* _Directions for this task_:
Drop every picture and copy exactly the lines from the one with "Enumerate this screenshot's" through the last line of the listing below.
↓↓↓
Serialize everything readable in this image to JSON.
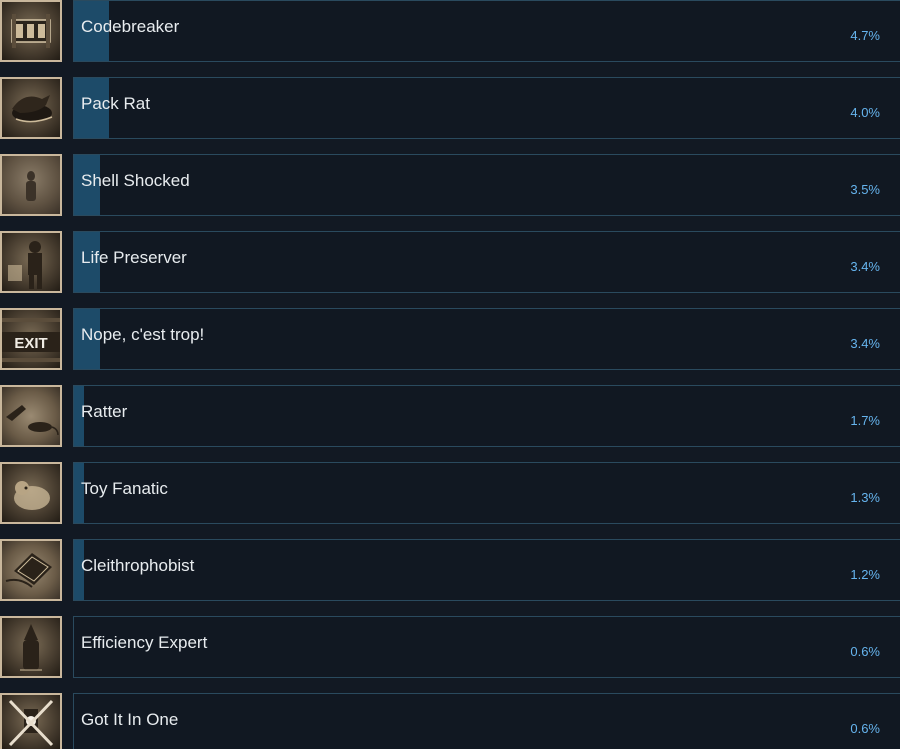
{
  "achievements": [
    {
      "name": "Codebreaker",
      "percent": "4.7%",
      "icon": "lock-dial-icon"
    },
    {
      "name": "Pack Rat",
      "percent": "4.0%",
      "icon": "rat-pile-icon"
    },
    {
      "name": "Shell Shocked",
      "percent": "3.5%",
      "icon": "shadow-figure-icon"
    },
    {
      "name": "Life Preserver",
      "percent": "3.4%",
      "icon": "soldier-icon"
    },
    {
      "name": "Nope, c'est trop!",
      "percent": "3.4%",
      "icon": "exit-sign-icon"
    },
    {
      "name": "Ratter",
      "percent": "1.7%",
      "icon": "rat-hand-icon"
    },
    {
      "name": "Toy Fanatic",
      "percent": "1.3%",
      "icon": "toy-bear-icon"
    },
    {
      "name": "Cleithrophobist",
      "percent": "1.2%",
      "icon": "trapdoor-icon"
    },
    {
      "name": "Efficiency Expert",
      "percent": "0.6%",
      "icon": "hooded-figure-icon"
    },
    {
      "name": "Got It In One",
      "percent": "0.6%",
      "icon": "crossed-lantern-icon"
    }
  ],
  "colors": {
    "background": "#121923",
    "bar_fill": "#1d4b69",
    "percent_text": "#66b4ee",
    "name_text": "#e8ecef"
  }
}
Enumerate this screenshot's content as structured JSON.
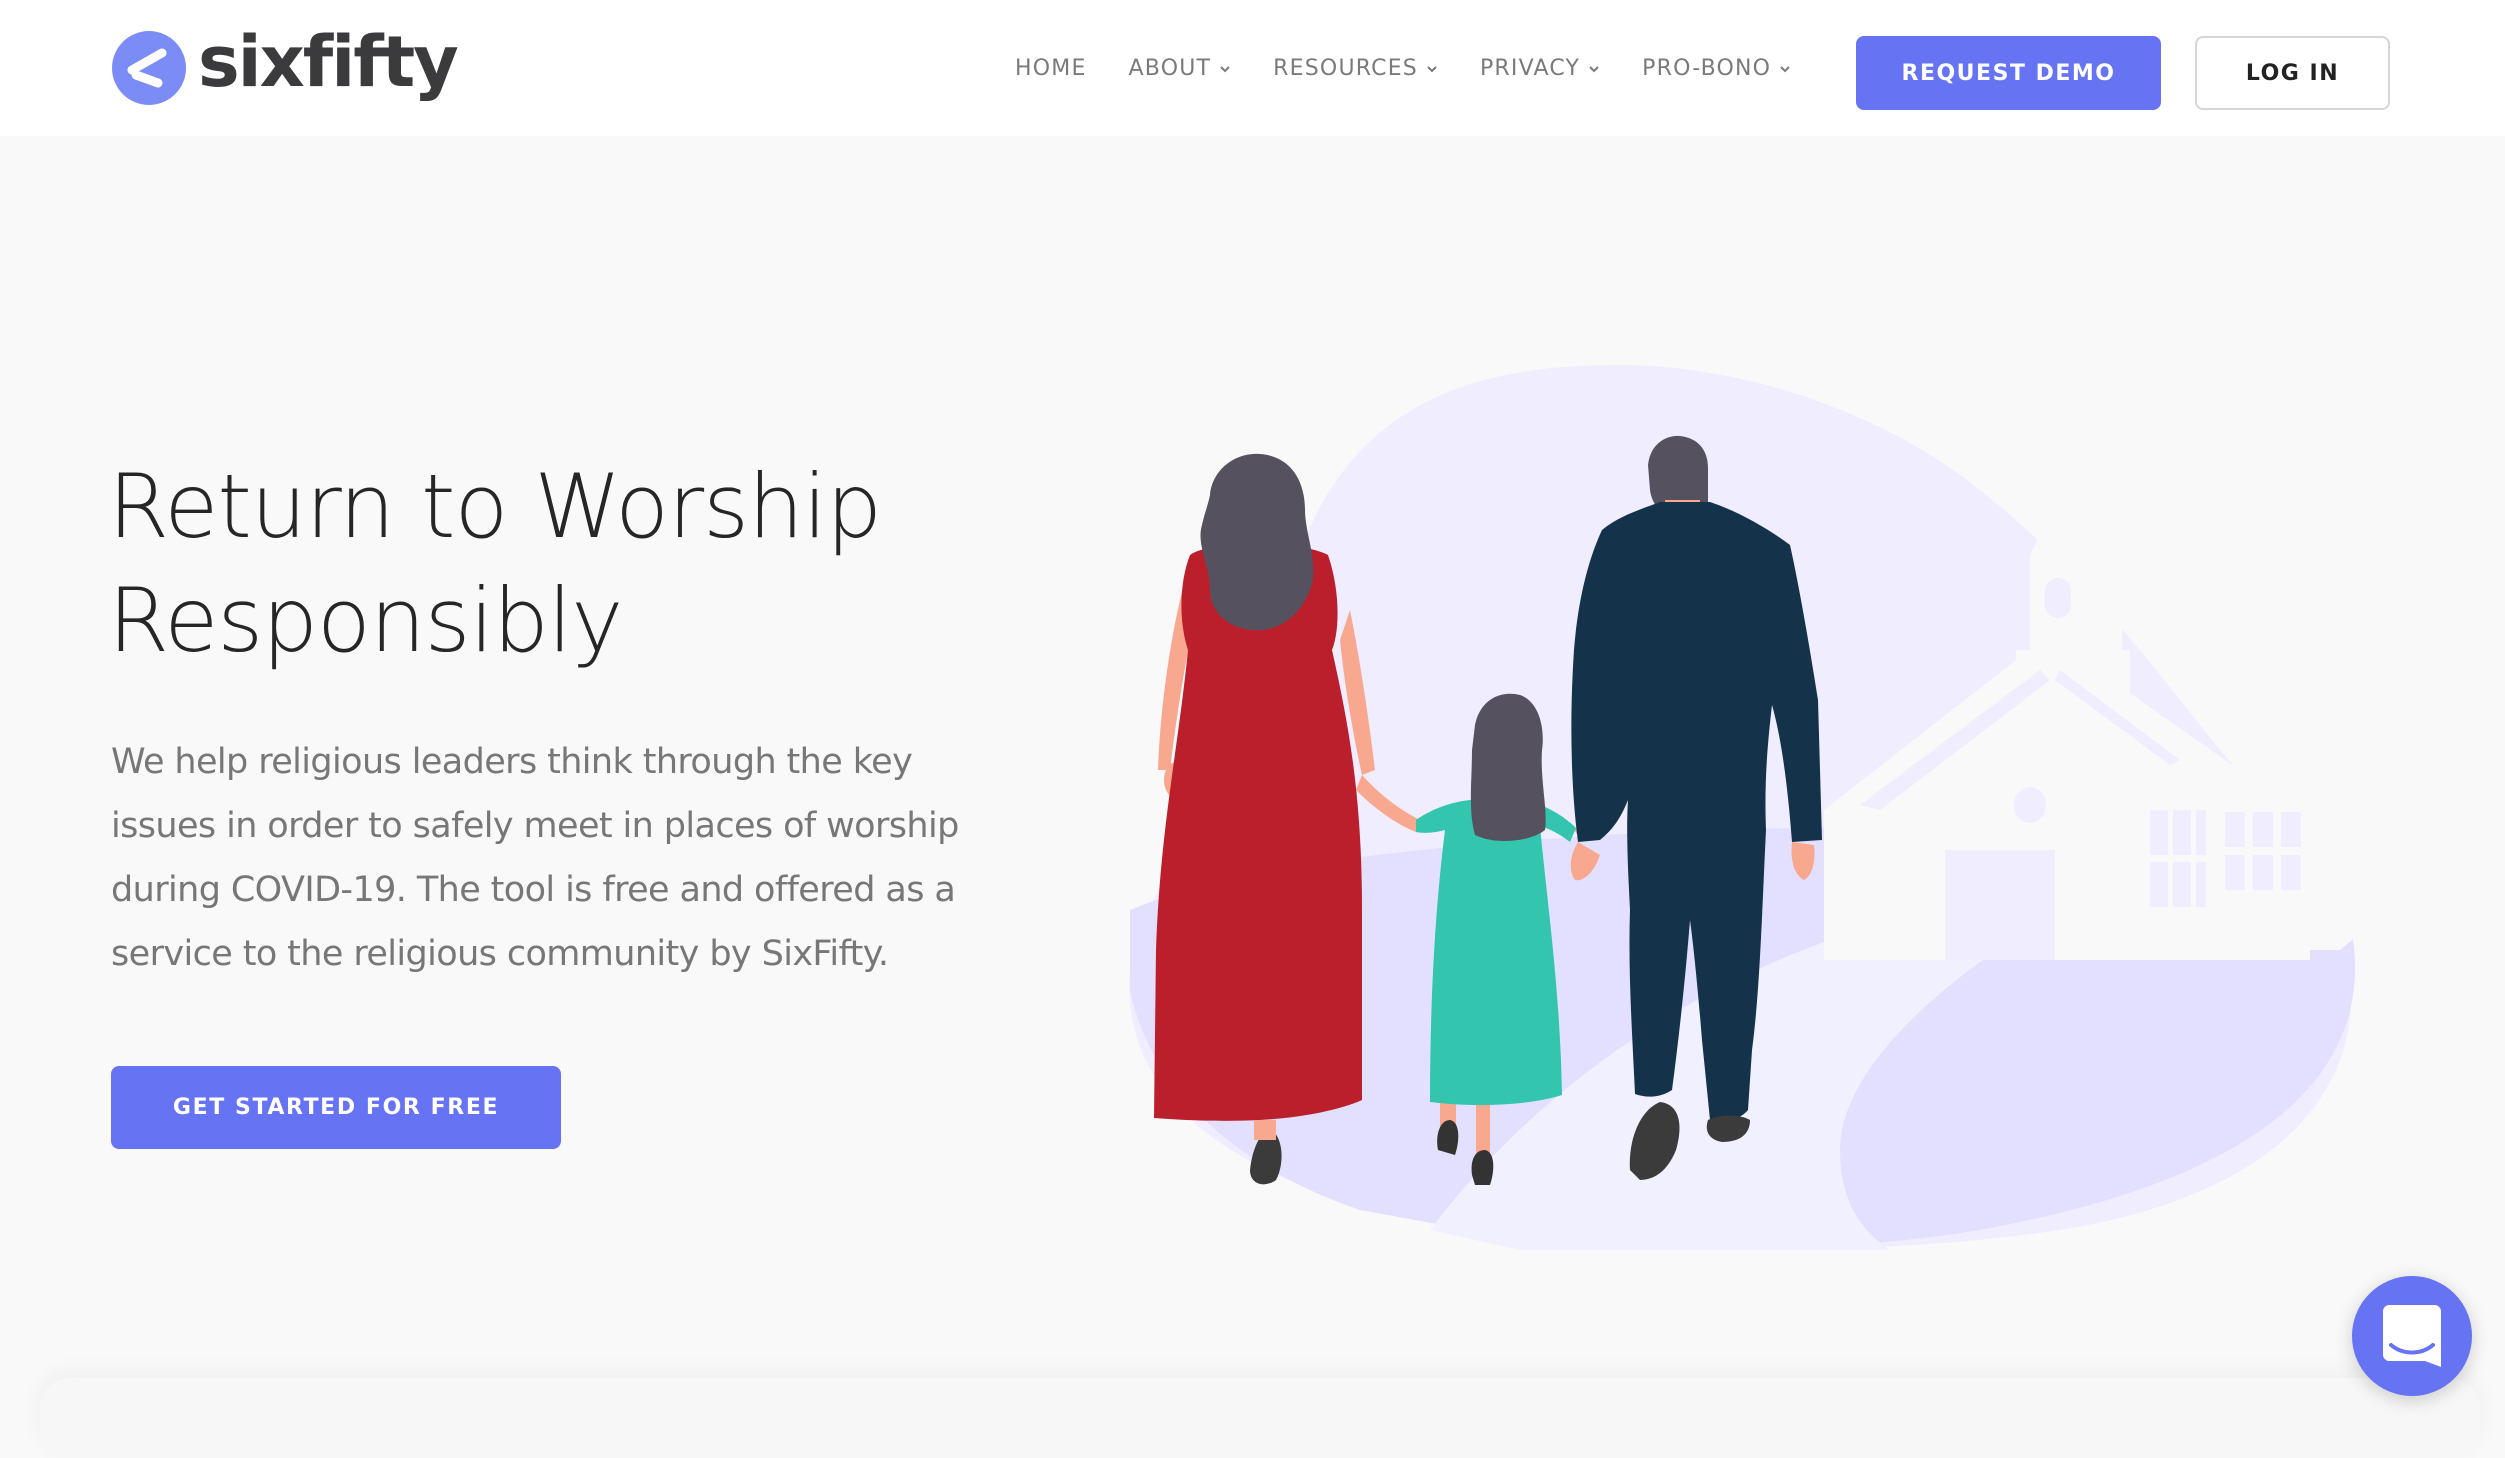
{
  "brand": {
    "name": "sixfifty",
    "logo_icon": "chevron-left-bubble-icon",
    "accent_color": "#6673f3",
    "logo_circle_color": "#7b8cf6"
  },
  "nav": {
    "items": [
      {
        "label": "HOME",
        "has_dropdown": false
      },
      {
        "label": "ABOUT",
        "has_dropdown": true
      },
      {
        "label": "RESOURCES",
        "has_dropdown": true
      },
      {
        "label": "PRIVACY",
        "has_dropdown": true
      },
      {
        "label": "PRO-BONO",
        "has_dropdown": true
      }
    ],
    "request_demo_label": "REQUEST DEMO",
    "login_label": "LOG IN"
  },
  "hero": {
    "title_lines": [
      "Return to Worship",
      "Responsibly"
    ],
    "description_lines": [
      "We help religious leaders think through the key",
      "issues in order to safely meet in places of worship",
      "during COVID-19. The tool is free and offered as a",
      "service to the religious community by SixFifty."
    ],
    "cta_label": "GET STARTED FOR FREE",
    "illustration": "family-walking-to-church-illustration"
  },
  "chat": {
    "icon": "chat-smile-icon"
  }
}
↑↑↑
* _Solution to this task_:
Enumerate this screenshot's content as structured JSON.
{
  "brand": {
    "name": "sixfifty",
    "logo_icon": "chevron-left-bubble-icon",
    "accent_color": "#6673f3",
    "logo_circle_color": "#7b8cf6"
  },
  "nav": {
    "items": [
      {
        "label": "HOME",
        "has_dropdown": false
      },
      {
        "label": "ABOUT",
        "has_dropdown": true
      },
      {
        "label": "RESOURCES",
        "has_dropdown": true
      },
      {
        "label": "PRIVACY",
        "has_dropdown": true
      },
      {
        "label": "PRO-BONO",
        "has_dropdown": true
      }
    ],
    "request_demo_label": "REQUEST DEMO",
    "login_label": "LOG IN"
  },
  "hero": {
    "title_lines": [
      "Return to Worship",
      "Responsibly"
    ],
    "description_lines": [
      "We help religious leaders think through the key",
      "issues in order to safely meet in places of worship",
      "during COVID-19. The tool is free and offered as a",
      "service to the religious community by SixFifty."
    ],
    "cta_label": "GET STARTED FOR FREE",
    "illustration": "family-walking-to-church-illustration"
  },
  "chat": {
    "icon": "chat-smile-icon"
  }
}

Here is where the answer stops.